### Data for this task
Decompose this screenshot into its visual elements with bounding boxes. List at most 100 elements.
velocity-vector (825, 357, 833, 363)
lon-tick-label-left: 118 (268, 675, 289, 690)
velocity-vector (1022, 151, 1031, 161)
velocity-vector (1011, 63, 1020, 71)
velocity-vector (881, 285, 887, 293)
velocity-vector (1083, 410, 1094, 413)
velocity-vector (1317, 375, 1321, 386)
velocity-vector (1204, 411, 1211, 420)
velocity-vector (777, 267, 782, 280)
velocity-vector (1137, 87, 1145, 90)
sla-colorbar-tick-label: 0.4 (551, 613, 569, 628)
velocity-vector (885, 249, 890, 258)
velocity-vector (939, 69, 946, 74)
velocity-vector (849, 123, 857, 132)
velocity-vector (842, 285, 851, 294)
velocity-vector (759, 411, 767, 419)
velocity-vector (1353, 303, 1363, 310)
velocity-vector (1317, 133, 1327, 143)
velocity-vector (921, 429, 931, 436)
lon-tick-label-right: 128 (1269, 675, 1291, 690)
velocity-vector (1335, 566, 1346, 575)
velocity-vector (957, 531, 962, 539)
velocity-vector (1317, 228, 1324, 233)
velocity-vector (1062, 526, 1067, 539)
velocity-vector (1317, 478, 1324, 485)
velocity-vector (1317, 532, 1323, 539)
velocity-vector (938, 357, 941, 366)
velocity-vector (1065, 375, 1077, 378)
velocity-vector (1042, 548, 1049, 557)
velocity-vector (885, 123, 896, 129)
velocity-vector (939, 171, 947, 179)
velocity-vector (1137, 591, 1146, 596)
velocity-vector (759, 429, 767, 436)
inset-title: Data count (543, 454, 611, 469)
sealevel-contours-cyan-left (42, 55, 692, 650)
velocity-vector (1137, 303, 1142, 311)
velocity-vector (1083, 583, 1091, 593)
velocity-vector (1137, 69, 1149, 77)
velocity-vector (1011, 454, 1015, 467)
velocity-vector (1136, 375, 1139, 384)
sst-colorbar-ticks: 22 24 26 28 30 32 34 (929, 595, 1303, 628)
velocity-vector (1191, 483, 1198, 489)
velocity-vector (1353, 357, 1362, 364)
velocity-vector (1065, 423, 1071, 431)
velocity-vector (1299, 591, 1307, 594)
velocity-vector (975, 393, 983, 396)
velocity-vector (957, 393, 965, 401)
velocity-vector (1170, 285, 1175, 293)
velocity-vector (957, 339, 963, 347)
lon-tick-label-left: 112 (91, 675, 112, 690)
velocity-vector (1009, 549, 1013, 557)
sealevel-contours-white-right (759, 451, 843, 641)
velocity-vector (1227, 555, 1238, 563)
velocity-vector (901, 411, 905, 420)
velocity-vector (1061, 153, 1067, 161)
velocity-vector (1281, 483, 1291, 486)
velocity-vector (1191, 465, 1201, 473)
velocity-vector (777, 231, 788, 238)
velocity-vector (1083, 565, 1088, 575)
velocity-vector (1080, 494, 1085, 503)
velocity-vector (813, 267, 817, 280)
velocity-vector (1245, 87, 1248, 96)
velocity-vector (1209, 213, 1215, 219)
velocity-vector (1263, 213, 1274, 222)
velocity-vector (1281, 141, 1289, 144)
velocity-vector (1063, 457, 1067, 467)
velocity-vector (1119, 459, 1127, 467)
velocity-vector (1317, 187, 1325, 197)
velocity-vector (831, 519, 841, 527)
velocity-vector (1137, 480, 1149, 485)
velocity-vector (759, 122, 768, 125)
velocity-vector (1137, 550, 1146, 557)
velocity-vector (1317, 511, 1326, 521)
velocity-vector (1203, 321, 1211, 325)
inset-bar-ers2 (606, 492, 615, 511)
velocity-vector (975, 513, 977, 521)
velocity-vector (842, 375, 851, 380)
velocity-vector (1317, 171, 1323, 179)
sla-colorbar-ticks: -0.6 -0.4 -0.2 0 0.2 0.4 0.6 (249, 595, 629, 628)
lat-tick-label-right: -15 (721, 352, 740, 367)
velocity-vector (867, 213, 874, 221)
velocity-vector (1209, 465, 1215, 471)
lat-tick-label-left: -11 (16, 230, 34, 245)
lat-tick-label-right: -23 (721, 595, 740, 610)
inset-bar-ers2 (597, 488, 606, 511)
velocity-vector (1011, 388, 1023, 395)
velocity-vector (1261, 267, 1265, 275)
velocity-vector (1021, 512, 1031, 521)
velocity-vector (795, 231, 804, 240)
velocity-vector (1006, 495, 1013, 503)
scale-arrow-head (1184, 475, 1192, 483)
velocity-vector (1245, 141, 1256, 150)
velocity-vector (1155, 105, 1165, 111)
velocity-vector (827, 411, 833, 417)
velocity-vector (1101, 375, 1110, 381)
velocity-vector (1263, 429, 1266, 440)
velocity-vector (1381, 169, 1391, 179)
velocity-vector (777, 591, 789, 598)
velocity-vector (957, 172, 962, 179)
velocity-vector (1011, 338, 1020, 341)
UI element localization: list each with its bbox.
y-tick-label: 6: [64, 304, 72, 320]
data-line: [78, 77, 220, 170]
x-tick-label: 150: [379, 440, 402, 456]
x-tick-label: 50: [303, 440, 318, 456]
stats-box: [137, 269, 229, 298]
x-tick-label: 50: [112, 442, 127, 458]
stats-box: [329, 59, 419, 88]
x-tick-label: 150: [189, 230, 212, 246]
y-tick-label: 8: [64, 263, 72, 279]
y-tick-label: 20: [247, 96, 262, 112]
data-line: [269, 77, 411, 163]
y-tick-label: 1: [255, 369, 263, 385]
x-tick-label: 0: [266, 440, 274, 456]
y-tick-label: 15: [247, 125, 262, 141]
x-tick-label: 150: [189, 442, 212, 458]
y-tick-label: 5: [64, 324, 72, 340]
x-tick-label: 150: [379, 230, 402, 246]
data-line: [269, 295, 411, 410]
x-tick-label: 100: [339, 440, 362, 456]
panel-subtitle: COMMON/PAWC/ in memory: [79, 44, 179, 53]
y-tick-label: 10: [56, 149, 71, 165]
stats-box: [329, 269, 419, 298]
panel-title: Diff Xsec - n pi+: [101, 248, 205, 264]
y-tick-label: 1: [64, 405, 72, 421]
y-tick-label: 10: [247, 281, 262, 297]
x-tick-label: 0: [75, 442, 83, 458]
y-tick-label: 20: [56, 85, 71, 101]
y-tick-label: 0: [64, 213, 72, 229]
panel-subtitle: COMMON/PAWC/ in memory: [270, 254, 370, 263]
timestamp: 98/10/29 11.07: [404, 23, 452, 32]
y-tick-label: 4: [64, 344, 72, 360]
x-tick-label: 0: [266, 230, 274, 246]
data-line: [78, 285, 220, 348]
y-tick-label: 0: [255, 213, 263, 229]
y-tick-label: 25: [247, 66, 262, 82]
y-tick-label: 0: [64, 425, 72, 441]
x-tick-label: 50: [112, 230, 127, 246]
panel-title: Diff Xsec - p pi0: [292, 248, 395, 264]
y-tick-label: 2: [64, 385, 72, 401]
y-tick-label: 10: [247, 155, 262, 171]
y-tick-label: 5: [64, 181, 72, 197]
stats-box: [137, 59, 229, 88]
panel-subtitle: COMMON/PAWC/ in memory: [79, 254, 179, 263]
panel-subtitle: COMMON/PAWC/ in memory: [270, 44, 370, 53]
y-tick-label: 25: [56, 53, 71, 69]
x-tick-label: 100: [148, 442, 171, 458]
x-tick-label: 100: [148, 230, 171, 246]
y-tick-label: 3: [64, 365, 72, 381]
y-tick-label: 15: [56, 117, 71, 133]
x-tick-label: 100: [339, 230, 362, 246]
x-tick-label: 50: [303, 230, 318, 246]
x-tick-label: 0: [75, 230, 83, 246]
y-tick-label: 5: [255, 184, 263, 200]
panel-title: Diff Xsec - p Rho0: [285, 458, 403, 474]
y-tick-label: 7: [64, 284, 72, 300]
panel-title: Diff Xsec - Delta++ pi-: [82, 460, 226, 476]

### Work to do
Pull out every line in the listing above that contains the string "with", and copy each one in full.

### Result of this task
Decompose this screenshot into its visual elements with bounding boxes. List at most 100 elements.
UI element localization: list each with its bbox.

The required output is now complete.